> **YOUR GOAL**
Please retype the data in full and exactly; the pictures are not part of the copy.

> **RECORDED DATA**
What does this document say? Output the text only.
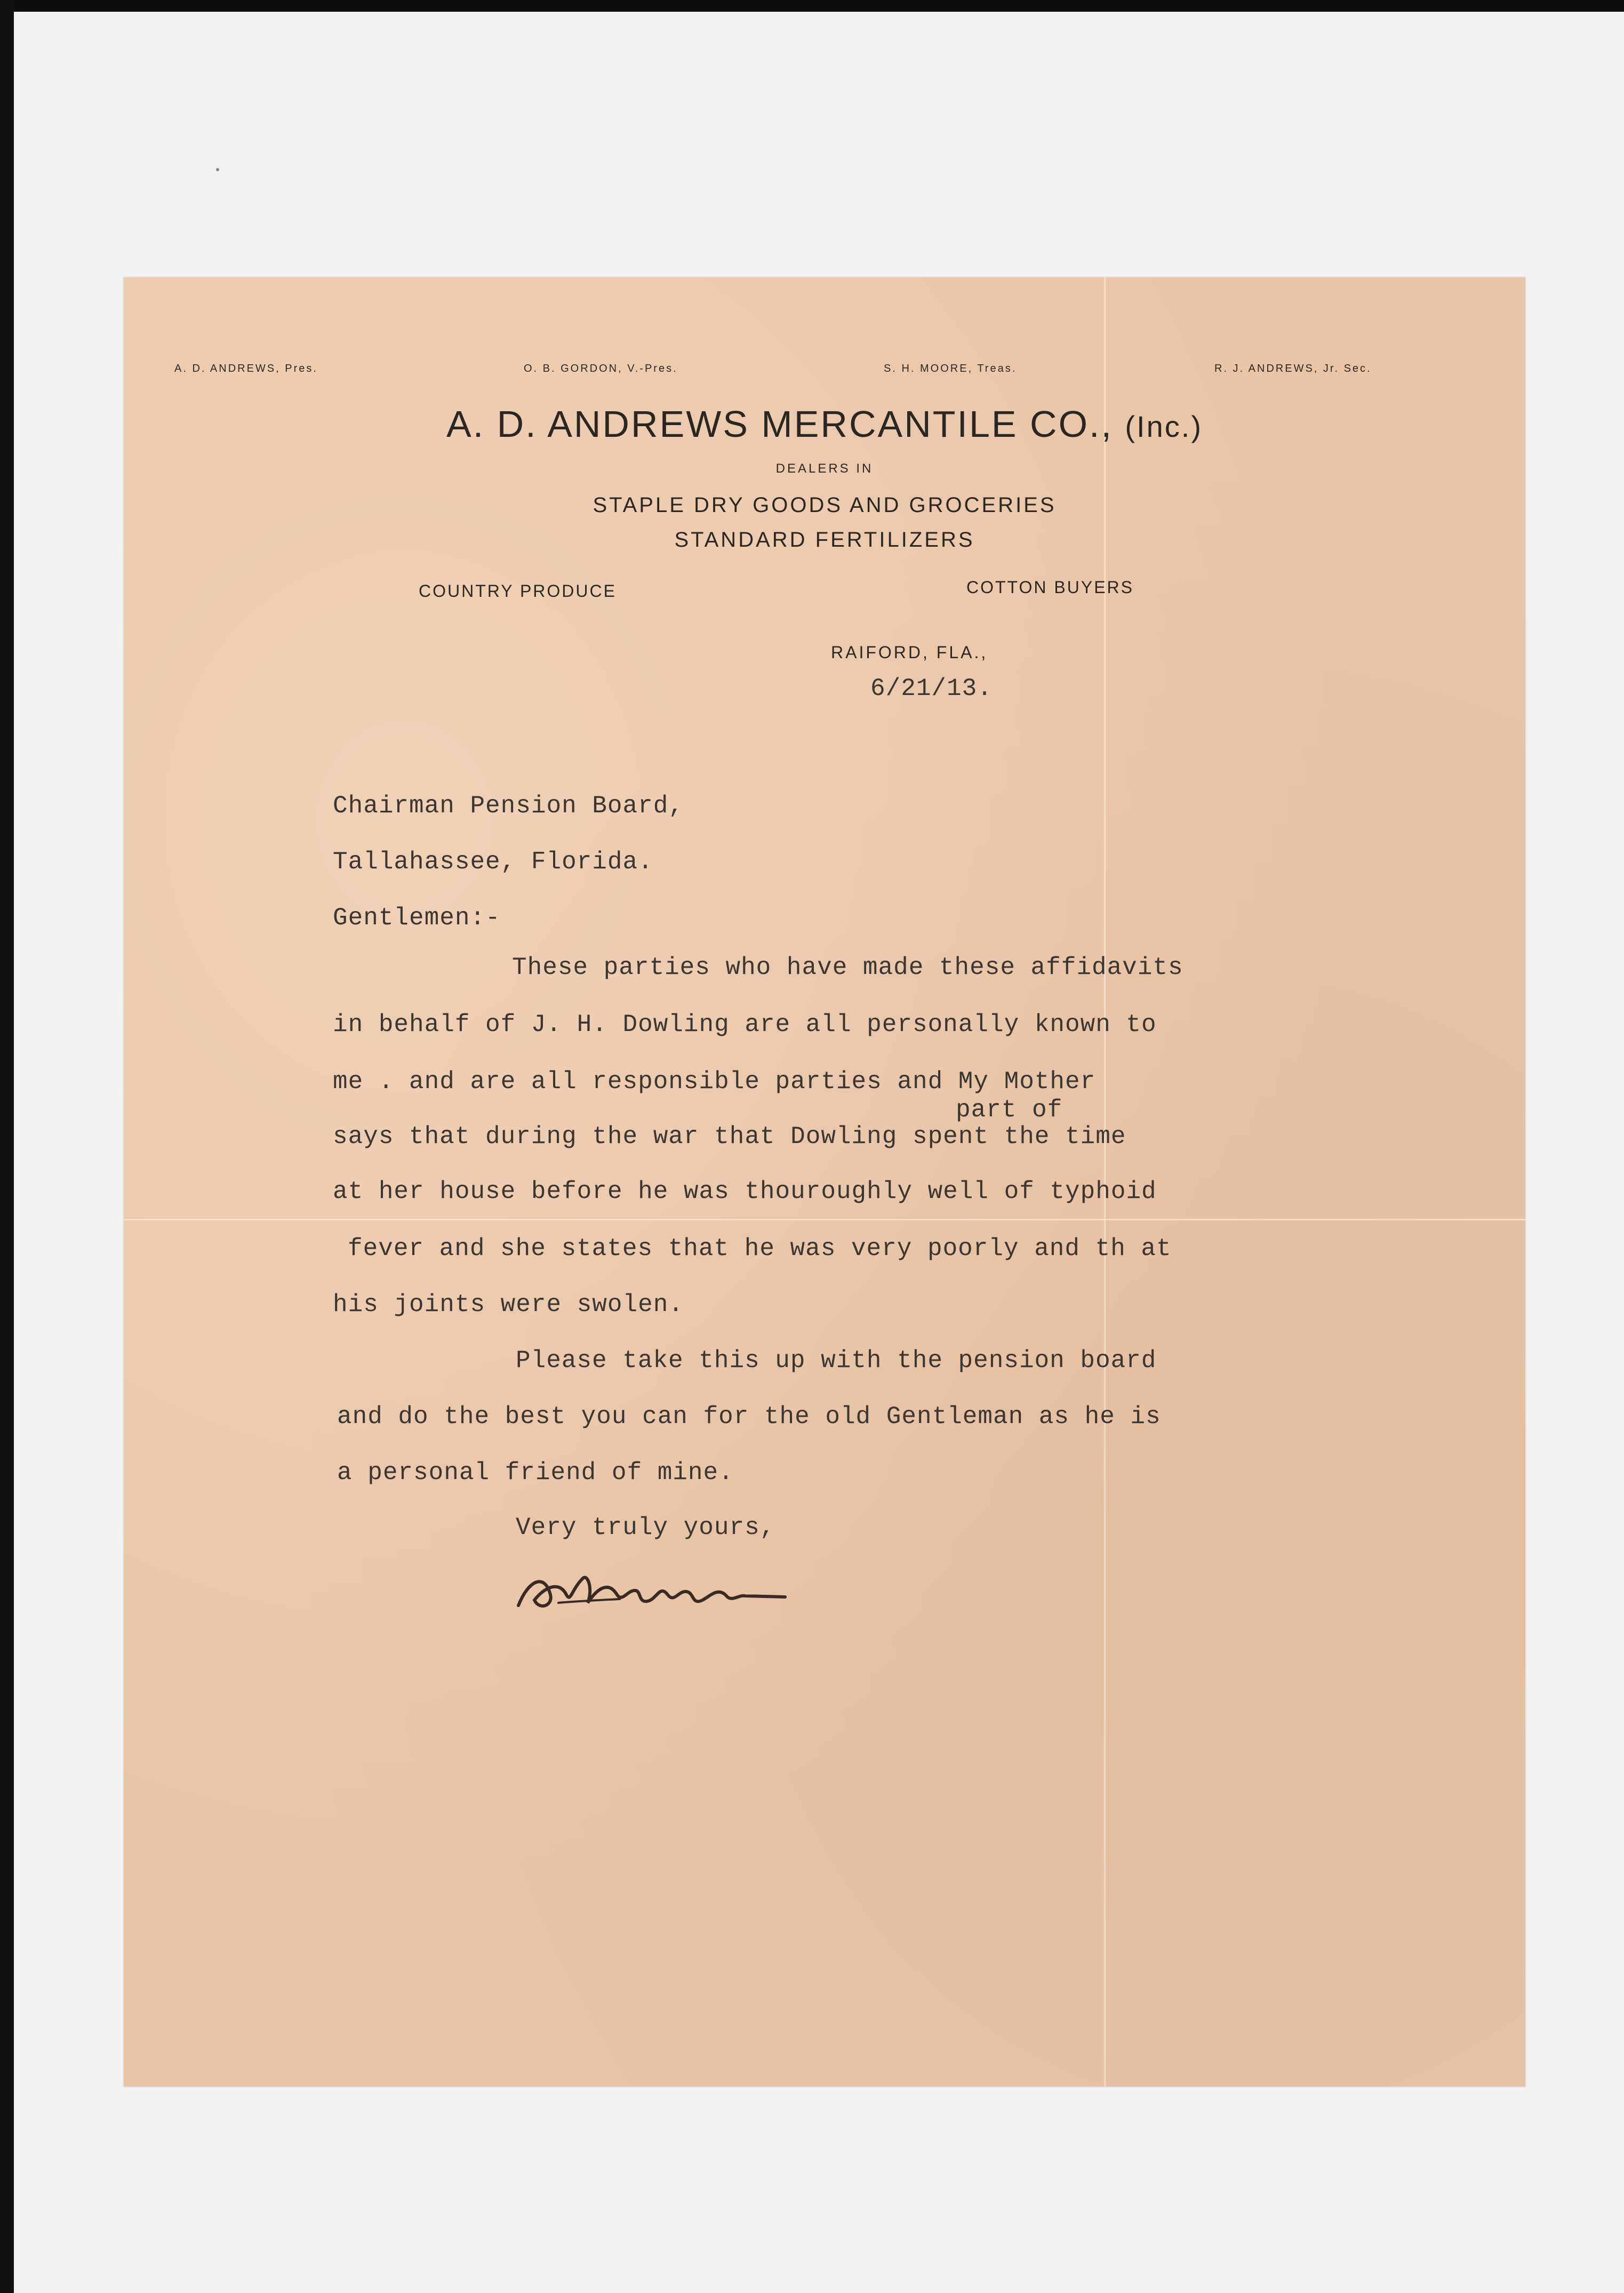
A. D. ANDREWS, Pres.	O. B. GORDON, V.-Pres.	S. H. MOORE, Treas.	R. J. ANDREWS, Jr. Sec.
A. D. ANDREWS MERCANTILE CO., (Inc.)
DEALERS IN
STAPLE DRY GOODS AND GROCERIES
STANDARD FERTILIZERS
COUNTRY PRODUCE	COTTON BUYERS
RAIFORD, FLA.,
6/21/13.
Chairman Pension Board,
Tallahassee, Florida.
Gentlemen:-
These parties who have made these affidavits
in behalf of J. H. Dowling are all personally known to
me . and are all responsible parties and My Mother
part of
says that during the war that Dowling spent the time
at her house before he was thouroughly well of typhoid
fever and she states that he was very poorly and th at
his joints were swolen.
Please take this up with the pension board
and do the best you can for the old Gentleman as he is
a personal friend of mine.
Very truly yours,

> **TASK ANSWER**
What does this document say? Output the text only.
A. D. ANDREWS, Pres.	O. B. GORDON, V.-Pres.	S. H. MOORE, Treas.	R. J. ANDREWS, Jr. Sec.
A. D. ANDREWS MERCANTILE CO., (Inc.)
DEALERS IN
STAPLE DRY GOODS AND GROCERIES
STANDARD FERTILIZERS
COUNTRY PRODUCE	COTTON BUYERS
RAIFORD, FLA.,
6/21/13.
Chairman Pension Board,
Tallahassee, Florida.
Gentlemen:-
These parties who have made these affidavits
in behalf of J. H. Dowling are all personally known to
me . and are all responsible parties and My Mother
part of
says that during the war that Dowling spent the time
at her house before he was thouroughly well of typhoid
fever and she states that he was very poorly and th at
his joints were swolen.
Please take this up with the pension board
and do the best you can for the old Gentleman as he is
a personal friend of mine.
Very truly yours,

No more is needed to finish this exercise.